Page extract =>
◆ ◆ ◆ ◆ ◆
In the image below, we summarize the substantial differences between the two versions:
Within the Spring 2020 update, further improvements have been introduced regarding the management of custom images for the creation of the Windows Virtual Desktop environment. As previously reported, each Session Host is generated based on a Master Image in order to provide the same User Experience to the various users.
One of the most important features is the full integration of Azure Shared Image Gallery during the process of a new Host Pool creation.
Azure Shared Image Gallery is a service that allows you to manage and simplify the sharing of custom images within the organization; this service provides:
- Global replication of images;
- Versioning and grouping of images ;
- Highly available images with Zone Redundant Storage (ZRS) accounts in regions that support Availability Zones;
- Premium storage support (Premium_LRS);
- Sharing across subscriptions, and even between Active Directory (AD) tenants, using RBAC;
- Scaling your deployments with image replicas in each region;
Also regarding image management, Microsoft has released a new service called Azure Image Builder in Public Preview. Through this service, you can create and update your custom image in an automated way; it is also possible to define where to save the images: whether on Azure Share Image Gallery or as Azure Managed Image.
This process is very useful for automating the process of creating new master images after installing the security fixes released monthly by Microsoft.
Now these are the areas of support of the service:
- East US
- East US 2
- West Central US
- West US
- West US 2
- North Europe
- West Europe
- Ubuntu 18.04
- Ubuntu 16.04
- RHEL 7.6, 7.7
- CentOS 7.6, 7.7
- SLES 12 SP4
- SLES 15, SLES 15 SP1
- Windows 10 RS5 Enterprise/Enterprise multi-session/Professional
- Windows 2016
- Windows 2019
Given the high demand, Microsoft is continuously introducing new features to make the Windows Virtual Desktop solution as optimal as possible and ensure that it is similar to a real workstation.
In fact, a new version of Microsoft Teams was released that allows the audio/video channel optimization; starting with this version of Microsoft Teams, it will therefore be possible to have high performance when streaming peer-to-peer through the WebRTC standard.
◆ ◆ ◆ ◆ ◆
Page segmentation data =>
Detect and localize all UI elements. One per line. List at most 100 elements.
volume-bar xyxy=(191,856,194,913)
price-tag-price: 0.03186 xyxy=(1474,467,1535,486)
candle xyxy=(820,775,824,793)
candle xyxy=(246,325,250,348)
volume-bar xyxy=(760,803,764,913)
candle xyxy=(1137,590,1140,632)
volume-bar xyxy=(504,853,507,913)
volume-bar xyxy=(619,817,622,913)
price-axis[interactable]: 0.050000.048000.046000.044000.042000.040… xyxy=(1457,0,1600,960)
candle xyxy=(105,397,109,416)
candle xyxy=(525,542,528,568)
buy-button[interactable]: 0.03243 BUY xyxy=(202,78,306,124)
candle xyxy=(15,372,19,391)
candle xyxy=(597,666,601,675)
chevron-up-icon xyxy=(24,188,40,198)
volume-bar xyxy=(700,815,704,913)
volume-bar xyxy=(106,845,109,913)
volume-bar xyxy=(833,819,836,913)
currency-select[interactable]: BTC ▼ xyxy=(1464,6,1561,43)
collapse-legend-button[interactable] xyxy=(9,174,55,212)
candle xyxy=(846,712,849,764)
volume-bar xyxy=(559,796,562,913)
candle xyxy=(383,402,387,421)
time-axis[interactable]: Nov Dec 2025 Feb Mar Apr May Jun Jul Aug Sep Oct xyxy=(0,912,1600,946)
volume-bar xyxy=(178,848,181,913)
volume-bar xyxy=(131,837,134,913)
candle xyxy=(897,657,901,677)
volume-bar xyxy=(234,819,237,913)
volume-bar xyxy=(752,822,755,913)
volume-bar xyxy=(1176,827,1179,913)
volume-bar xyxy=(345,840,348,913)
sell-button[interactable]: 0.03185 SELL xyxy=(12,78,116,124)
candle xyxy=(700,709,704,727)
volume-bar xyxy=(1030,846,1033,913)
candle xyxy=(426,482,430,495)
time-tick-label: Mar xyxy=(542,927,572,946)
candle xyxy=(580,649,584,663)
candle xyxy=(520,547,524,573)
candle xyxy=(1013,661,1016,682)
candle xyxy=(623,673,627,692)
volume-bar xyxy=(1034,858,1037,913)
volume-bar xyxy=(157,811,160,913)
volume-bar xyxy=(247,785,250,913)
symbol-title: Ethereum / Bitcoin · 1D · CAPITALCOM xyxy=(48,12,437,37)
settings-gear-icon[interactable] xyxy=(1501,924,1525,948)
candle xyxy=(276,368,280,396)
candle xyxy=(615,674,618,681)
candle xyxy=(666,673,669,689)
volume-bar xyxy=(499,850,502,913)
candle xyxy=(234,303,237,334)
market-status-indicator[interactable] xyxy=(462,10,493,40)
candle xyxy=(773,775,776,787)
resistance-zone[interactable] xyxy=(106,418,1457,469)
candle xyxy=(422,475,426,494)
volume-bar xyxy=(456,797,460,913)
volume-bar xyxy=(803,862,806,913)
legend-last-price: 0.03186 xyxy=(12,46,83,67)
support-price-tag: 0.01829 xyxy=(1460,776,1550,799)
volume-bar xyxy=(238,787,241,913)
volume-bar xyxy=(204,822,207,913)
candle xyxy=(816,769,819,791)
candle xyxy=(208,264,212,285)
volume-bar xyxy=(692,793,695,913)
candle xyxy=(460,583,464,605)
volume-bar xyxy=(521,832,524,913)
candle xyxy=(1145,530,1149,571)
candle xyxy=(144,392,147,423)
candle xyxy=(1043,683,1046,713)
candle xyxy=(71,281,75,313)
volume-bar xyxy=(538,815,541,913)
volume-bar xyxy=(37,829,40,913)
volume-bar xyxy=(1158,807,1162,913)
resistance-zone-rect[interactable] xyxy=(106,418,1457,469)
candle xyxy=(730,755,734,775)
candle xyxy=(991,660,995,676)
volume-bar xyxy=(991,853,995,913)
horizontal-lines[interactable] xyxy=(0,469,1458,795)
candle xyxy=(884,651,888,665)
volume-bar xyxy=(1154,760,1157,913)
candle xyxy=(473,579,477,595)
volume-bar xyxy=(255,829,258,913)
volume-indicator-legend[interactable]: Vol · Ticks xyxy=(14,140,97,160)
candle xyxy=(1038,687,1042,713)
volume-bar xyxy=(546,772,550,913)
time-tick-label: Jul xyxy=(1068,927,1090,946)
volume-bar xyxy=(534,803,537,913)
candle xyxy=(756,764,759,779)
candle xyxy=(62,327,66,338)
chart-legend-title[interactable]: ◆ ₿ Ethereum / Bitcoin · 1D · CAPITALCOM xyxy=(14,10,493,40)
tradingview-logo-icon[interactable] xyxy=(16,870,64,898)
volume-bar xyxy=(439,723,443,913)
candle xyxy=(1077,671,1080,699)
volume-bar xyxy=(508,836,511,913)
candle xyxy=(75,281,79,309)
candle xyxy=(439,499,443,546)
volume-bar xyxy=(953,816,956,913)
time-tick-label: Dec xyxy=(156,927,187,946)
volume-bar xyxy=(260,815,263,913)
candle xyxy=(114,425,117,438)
◆ ◆ ◆ ◆ ◆
The task => Reproduce the stretch of the Windows Virtual Desktop passage from "In fact, a new" through "the WebRTC standard.".

Response below =>
In fact, a new version of Microsoft Teams was released that allows the audio/video channel optimization; starting with this version of Microsoft Teams, it will therefore be possible to have high performance when streaming peer-to-peer through the WebRTC standard.